SUPPLIED RECORDS
┄┄┄┄┄┄┄┄┄┄

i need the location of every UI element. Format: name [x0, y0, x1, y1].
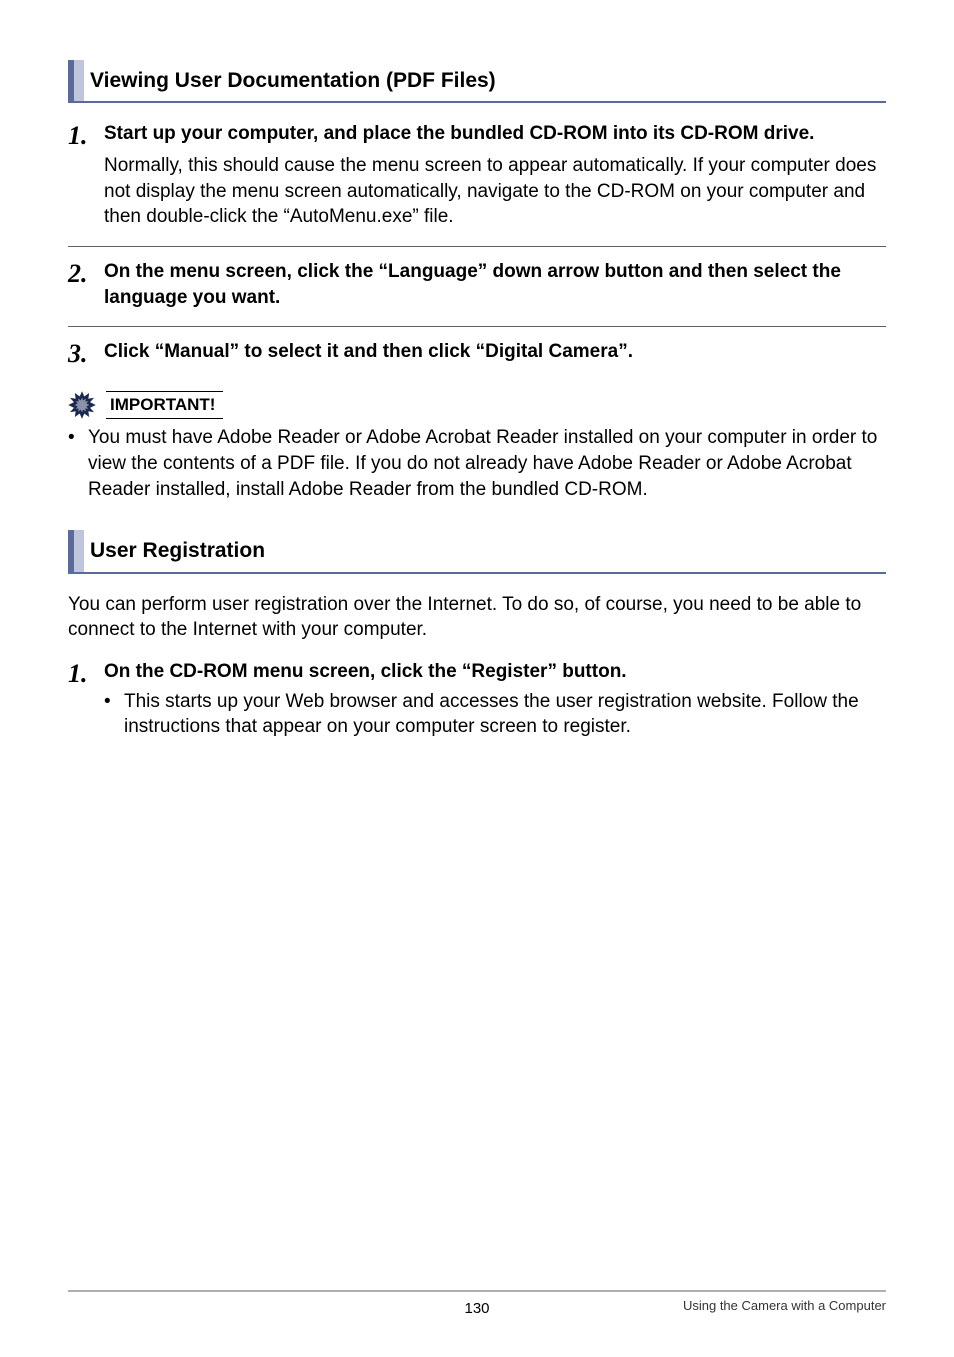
sub-bullet: • This starts up your Web browser and ac…: [68, 689, 886, 740]
divider: [68, 246, 886, 247]
step-instruction: On the CD-ROM menu screen, click the “Re…: [104, 659, 627, 685]
step-1-viewing: 1. Start up your computer, and place the…: [68, 121, 886, 230]
bullet-dot: •: [104, 689, 124, 740]
step-number: 2.: [68, 259, 104, 287]
step-instruction: Start up your computer, and place the bu…: [104, 121, 814, 147]
step-instruction: On the menu screen, click the “Language”…: [104, 259, 886, 310]
important-text: You must have Adobe Reader or Adobe Acro…: [88, 425, 886, 502]
heading-title-viewing: Viewing User Documentation (PDF Files): [84, 60, 496, 101]
burst-icon: [68, 391, 96, 419]
important-callout: IMPORTANT!: [68, 391, 886, 419]
section-heading-viewing: Viewing User Documentation (PDF Files): [68, 60, 886, 103]
bullet-dot: •: [68, 425, 88, 502]
step-2-viewing: 2. On the menu screen, click the “Langua…: [68, 259, 886, 310]
page-footer: 130 Using the Camera with a Computer: [68, 1290, 886, 1313]
important-bullet: • You must have Adobe Reader or Adobe Ac…: [68, 425, 886, 502]
step-body: Normally, this should cause the menu scr…: [68, 153, 886, 230]
step-instruction: Click “Manual” to select it and then cli…: [104, 339, 633, 365]
heading-bar-inner: [74, 530, 84, 571]
step-number: 3.: [68, 339, 104, 367]
heading-title-user-reg: User Registration: [84, 530, 265, 571]
divider: [68, 326, 886, 327]
page-container: Viewing User Documentation (PDF Files) 1…: [0, 0, 954, 1357]
important-label: IMPORTANT!: [106, 391, 223, 419]
user-reg-intro: You can perform user registration over t…: [68, 592, 886, 643]
step-3-viewing: 3. Click “Manual” to select it and then …: [68, 339, 886, 367]
page-number: 130: [68, 1300, 886, 1317]
step-number: 1.: [68, 659, 104, 687]
section-heading-user-reg: User Registration: [68, 530, 886, 573]
step-number: 1.: [68, 121, 104, 149]
step-1-user-reg: 1. On the CD-ROM menu screen, click the …: [68, 659, 886, 740]
sub-bullet-text: This starts up your Web browser and acce…: [124, 689, 886, 740]
heading-bar-inner: [74, 60, 84, 101]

┄┄┄┄┄┄┄┄┄┄

EXERCISE BRIEF
Please rewrite these rows, replacing every "step-instruction" with "step-text" and changing nothing else. Leave the pictures out.

COMPLETE ANSWER
i need the location of every UI element. Format: name [x0, y0, x1, y1].
sub-bullet: • This starts up your Web browser and ac…: [68, 689, 886, 740]
divider: [68, 246, 886, 247]
step-text: On the CD-ROM menu screen, click the “Re…: [104, 659, 627, 685]
step-1-viewing: 1. Start up your computer, and place the…: [68, 121, 886, 230]
bullet-dot: •: [104, 689, 124, 740]
step-number: 2.: [68, 259, 104, 287]
step-text: Start up your computer, and place the bu…: [104, 121, 814, 147]
step-text: On the menu screen, click the “Language”…: [104, 259, 886, 310]
important-text: You must have Adobe Reader or Adobe Acro…: [88, 425, 886, 502]
heading-title-viewing: Viewing User Documentation (PDF Files): [84, 60, 496, 101]
burst-icon: [68, 391, 96, 419]
important-callout: IMPORTANT!: [68, 391, 886, 419]
section-heading-viewing: Viewing User Documentation (PDF Files): [68, 60, 886, 103]
bullet-dot: •: [68, 425, 88, 502]
step-2-viewing: 2. On the menu screen, click the “Langua…: [68, 259, 886, 310]
page-footer: 130 Using the Camera with a Computer: [68, 1290, 886, 1313]
important-bullet: • You must have Adobe Reader or Adobe Ac…: [68, 425, 886, 502]
step-body: Normally, this should cause the menu scr…: [68, 153, 886, 230]
step-text: Click “Manual” to select it and then cli…: [104, 339, 633, 365]
heading-bar-inner: [74, 530, 84, 571]
step-number: 3.: [68, 339, 104, 367]
heading-title-user-reg: User Registration: [84, 530, 265, 571]
divider: [68, 326, 886, 327]
page-container: Viewing User Documentation (PDF Files) 1…: [0, 0, 954, 1357]
important-label: IMPORTANT!: [106, 391, 223, 419]
user-reg-intro: You can perform user registration over t…: [68, 592, 886, 643]
step-3-viewing: 3. Click “Manual” to select it and then …: [68, 339, 886, 367]
page-number: 130: [68, 1300, 886, 1317]
step-number: 1.: [68, 659, 104, 687]
section-heading-user-reg: User Registration: [68, 530, 886, 573]
step-number: 1.: [68, 121, 104, 149]
step-1-user-reg: 1. On the CD-ROM menu screen, click the …: [68, 659, 886, 740]
sub-bullet-text: This starts up your Web browser and acce…: [124, 689, 886, 740]
heading-bar-inner: [74, 60, 84, 101]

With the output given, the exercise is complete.